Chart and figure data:
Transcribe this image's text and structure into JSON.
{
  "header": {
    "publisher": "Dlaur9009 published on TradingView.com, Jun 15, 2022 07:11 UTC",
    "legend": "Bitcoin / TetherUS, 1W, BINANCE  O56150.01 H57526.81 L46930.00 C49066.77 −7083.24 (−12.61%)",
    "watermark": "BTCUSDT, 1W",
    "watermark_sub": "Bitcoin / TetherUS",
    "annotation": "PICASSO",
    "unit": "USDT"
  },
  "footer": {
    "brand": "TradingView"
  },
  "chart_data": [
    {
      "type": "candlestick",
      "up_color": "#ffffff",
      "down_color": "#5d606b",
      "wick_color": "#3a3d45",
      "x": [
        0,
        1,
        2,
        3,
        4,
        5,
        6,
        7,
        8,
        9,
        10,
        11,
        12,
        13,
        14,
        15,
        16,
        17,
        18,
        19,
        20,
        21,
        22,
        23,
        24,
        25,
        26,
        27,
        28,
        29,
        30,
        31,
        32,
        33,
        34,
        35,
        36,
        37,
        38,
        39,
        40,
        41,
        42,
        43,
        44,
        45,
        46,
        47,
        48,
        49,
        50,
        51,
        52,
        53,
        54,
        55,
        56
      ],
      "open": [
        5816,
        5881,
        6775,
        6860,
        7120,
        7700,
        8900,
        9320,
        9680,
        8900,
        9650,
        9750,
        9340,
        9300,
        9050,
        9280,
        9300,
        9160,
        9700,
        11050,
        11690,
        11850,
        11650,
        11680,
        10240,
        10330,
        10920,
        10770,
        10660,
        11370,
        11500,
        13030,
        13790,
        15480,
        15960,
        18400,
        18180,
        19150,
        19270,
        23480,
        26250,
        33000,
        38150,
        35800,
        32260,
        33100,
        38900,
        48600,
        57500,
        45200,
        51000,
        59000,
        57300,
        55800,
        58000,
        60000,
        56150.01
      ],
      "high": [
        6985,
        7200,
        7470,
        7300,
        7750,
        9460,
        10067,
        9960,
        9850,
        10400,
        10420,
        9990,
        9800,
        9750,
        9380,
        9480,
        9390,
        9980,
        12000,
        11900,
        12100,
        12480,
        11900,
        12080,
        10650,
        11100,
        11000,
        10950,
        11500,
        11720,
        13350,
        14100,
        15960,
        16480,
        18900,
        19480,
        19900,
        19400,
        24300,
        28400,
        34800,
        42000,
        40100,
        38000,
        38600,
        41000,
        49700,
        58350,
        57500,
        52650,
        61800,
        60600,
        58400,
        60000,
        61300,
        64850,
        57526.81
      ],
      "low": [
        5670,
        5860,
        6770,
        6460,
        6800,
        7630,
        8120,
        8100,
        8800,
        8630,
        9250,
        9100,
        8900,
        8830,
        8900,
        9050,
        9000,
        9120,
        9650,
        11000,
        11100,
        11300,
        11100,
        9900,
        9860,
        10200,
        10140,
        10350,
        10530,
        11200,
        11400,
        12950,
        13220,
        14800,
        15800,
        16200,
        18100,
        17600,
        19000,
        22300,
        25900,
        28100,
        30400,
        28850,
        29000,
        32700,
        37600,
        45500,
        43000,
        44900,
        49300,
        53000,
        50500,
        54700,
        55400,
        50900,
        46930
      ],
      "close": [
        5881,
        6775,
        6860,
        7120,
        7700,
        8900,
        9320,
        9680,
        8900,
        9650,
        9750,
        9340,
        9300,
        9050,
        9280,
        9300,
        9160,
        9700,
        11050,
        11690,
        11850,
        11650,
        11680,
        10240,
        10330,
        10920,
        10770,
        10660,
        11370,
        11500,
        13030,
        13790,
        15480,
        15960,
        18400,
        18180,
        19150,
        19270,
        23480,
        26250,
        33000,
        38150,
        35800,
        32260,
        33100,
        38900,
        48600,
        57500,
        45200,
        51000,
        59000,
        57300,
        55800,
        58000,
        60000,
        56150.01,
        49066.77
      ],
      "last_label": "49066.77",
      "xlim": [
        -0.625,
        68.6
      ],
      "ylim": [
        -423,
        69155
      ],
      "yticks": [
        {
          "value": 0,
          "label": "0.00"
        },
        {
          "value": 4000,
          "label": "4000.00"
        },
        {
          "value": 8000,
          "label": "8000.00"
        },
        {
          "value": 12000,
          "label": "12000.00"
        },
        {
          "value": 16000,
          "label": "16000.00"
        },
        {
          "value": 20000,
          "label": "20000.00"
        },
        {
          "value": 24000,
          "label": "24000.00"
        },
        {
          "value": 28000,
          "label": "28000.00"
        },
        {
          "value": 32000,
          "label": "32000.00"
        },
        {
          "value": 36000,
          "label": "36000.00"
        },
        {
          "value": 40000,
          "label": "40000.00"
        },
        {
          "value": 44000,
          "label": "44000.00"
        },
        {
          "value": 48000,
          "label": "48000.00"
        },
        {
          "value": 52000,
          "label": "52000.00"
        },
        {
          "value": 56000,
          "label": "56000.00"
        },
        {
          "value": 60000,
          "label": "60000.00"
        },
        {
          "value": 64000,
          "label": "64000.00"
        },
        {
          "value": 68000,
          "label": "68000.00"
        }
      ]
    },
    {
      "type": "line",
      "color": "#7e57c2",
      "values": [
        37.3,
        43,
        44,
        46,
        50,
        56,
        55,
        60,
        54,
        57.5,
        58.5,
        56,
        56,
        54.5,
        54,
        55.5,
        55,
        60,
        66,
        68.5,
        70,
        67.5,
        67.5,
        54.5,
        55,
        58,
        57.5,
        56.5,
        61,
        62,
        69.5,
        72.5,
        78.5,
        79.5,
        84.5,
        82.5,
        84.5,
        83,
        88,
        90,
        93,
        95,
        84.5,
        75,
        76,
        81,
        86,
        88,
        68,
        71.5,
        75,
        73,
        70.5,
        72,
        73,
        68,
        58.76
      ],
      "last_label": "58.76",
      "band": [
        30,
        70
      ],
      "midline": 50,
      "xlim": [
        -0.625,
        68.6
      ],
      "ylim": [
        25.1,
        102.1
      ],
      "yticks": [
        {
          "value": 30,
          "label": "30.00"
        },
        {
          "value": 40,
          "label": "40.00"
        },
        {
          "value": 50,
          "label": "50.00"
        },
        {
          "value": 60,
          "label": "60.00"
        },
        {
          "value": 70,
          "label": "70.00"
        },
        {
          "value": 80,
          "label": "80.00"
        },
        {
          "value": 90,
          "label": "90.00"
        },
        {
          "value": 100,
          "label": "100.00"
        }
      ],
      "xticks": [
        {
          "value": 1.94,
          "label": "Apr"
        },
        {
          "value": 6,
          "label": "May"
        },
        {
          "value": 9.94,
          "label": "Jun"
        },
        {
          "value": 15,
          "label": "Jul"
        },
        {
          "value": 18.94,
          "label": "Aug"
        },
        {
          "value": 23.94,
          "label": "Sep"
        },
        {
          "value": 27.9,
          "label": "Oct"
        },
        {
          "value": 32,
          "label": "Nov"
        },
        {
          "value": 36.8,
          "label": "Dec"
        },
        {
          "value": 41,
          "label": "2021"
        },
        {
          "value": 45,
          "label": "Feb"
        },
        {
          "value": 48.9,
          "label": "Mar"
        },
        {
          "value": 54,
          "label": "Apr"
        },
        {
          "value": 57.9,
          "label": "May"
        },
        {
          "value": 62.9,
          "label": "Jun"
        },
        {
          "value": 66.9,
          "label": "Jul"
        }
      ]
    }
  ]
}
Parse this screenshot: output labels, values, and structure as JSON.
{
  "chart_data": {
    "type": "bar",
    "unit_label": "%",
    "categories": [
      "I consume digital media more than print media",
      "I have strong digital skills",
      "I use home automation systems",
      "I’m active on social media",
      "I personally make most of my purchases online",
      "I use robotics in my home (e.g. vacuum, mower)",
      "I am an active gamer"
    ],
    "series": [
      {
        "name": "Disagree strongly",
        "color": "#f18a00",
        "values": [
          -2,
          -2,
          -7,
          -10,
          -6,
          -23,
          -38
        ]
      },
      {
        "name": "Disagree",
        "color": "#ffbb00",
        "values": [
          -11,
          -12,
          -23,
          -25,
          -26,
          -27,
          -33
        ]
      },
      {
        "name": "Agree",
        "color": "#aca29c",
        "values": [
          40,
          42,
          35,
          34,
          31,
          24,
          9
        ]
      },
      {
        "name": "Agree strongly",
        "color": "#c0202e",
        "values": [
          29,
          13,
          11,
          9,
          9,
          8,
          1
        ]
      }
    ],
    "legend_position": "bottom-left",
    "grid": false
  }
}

• **Written problem**: Return each line in the records that holds the string "TetherUS".

• **Finished task**:
    "legend": "Bitcoin / TetherUS, 1W, BINANCE  O56150.01 H57526.81 L46930.00 C49066.77 −7083.24 (−12.61%)",
    "watermark_sub": "Bitcoin / TetherUS",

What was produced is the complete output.